→ **TEXTAUSZUG**:
Wie bei der Ankündigung der neuen Flash-Version MX schon prophezeit, folgen diesen Sommer neue Ausgaben sämtlicher Macromedia-Webtools von Fireworks bis Cold Fusion, die ebenfalls unter der MX-Flagge segeln. MX, so der Hersteller, steht dabei für "Macromedia Experience". Abgesehen davon, dass auch ein nicht unbekannter Hersteller von Betriebssystemen mit der besonderen "Experience" wirbt, die der Anwender seiner Produkte erfahren darf, macht das Ganze durchaus Sinn: Die Non-Macromedia-Experience, die dem Web-Designer und -Entwickler bis dato zuteil wurde, wenn er Entwicklungswerkzeuge unterschiedlicher Provenienz zu einem brauchbaren Werkzeugkasten zusammenstellte, war nämlich nicht immer die der puren Freude - insbesondere, wenn es um mehr ging als um die blosse Komposition simpler HTML-Seiten mit statischem Inhalt. Mit den MX-Tools will Macromedia nun der Webworker-Gemeinde eine integrierte Palette von Werkzeugen anbieten, die von der Kreation der Grafik bis zur Programmierung der applikatorischen Funktionalität alle Bereiche sowohl des Webdesigns als auch der Webentwicklung abdeckt.

(Gespeicherte Dateneinträge)
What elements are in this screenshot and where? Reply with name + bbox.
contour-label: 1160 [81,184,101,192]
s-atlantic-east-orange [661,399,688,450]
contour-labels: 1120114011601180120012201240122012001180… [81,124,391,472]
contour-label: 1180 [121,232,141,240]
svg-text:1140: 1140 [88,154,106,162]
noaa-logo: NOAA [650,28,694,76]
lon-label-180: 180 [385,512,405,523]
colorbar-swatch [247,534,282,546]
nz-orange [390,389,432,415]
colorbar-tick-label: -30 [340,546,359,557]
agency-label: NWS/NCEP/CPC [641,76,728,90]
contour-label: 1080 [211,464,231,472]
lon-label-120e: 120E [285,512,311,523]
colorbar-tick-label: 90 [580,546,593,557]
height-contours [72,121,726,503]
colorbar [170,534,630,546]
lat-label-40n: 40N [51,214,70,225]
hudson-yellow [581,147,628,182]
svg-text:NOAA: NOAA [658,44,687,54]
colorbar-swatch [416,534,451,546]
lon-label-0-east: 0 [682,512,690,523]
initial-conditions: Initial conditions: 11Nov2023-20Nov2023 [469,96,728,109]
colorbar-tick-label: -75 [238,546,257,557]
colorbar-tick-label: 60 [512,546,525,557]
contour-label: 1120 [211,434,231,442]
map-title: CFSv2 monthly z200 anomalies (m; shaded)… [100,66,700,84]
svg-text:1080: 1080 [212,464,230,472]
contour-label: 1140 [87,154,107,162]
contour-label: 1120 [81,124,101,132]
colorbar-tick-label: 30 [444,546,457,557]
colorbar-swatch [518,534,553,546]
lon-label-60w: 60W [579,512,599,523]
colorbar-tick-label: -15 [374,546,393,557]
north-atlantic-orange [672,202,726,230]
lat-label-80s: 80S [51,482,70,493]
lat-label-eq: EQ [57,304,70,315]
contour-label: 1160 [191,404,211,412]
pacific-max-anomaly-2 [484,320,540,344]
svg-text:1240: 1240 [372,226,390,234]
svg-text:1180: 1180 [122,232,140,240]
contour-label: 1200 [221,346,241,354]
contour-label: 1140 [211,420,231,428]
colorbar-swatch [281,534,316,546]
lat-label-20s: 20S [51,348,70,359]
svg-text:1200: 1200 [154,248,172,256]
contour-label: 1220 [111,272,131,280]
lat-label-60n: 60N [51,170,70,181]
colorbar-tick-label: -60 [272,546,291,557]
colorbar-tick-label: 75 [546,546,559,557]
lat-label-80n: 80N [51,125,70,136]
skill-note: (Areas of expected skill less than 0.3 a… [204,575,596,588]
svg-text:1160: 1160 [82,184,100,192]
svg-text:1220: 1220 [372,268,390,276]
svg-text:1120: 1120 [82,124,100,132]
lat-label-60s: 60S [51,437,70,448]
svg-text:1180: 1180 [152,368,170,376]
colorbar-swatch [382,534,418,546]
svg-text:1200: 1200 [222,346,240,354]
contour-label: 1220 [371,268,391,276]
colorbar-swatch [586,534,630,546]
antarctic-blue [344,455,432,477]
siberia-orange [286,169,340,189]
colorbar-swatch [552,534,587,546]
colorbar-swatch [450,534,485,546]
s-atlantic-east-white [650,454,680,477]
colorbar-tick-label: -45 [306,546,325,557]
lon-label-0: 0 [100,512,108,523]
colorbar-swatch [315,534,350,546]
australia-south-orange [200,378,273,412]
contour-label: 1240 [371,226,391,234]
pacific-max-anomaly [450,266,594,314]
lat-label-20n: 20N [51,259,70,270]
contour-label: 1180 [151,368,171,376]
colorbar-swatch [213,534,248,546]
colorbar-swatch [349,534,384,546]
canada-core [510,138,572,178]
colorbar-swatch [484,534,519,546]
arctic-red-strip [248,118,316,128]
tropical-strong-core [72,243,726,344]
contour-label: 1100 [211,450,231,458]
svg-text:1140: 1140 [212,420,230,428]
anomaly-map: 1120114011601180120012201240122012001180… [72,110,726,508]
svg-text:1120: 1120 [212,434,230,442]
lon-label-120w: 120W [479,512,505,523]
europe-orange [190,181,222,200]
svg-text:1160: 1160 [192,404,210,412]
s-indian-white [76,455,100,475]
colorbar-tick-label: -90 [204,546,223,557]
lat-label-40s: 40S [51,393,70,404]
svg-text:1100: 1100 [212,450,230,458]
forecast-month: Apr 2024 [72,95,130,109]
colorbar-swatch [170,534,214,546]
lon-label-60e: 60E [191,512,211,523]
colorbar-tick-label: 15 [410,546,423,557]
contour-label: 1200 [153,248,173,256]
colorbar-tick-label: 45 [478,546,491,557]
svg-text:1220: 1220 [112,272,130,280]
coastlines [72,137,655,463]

→ **DEINE AUFGABE 1**:
Übersetze diesen Satz aus dem Textauszug über Macromedias MX-Werkzeuge ins Englische: „Mit den MX-Tools will Macromedia nun der Webworker-Gemeinde eine integrierte Palette von Werkzeugen anbieten, die von der Kreation der Grafik bis zur Programmierung der applikatorischen Funktionalität alle Bereiche sowohl des Webdesigns als auch der Webentwicklung abdeckt.“
→ **DEINE AUFGABE 2**:
Schreib den Textauszug über Macromedias MX-Werkzeuge nach seinem letzten Satz weiter.

→ **ANTWORT 1**:
With the MX tools, Macromedia now wants to offer the web worker community an integrated range of tools that covers all areas of both web design and web development, from creating the graphics to programming the application functionality.

→ **ANTWORT 2**:
Dass sich heute kaum eine Website mehr aus fix vorgegebenen Seiteninhalten zusammensetzt, dürfte nicht nur in Fachkreisen bekannt sein. Dennoch kümmern sich die meisten Web-Tools praktisch ausschliesslich genau darum. Nicht vergebens sprechen viele nach wie vor vom "HTML-Editor", wenn sie das Gestaltungsprogramm für Webseiten meinen. Und auch kein Wunder, dass angesichts der laschen Unterstützung für dynamische Inhalte im visuellen Editor die meisten Profis zu Texeditor und Handcoding greifen, wenn es um Datenbankanbindungen und Interaktivität geht. Das ist etwa so, als würde man Facts mit Holzlettern und Focus mit Kartoffelstempeln statt mit QuarkXPress oder InDesign layouten.
Die neue Dreamweaver-Ausgabe, bitfrisch als Betaversion angetestet und hier als MX-Beispiel genommen, fasst die früheren Produkte Dreamweaver und Ultradev zusammen - kein
Dreamweaver mehr ohne integrierte Entwicklungstools für alle Arten von Webpage-Scripting und Server-Technologie: Bereits bei der Installation fragt die Software, für welche Dokumententypen sie denn nun als Standard-Editor zum Einsatz gelangen soll. Zur Wahl stehen HTML, ASP, ASP.NET, JSP, CFM, CSS und XML. Mit anderen Worten: Man ist für so ungefähr alles gerüstet, was einem je über den Weg laufen könnte.
Beispielhaft auch die Oberfläche: Der User hat die Wahl zwischen dem bisherigen, auch in meinen eigenen Testberichten immer wieder als umständlich bemängelten Interface mit Floating-Paletten und dem neuen, monolithischen und praktischen Erscheinungsbild, wie wir es von Flash MX schon kennen. Auch eine spezielle Paletten-Kombo für den Hardcore-Coder ist vorgesehen. Weitere Details folgen demnächst im obligaten InfoWeek-Testbericht.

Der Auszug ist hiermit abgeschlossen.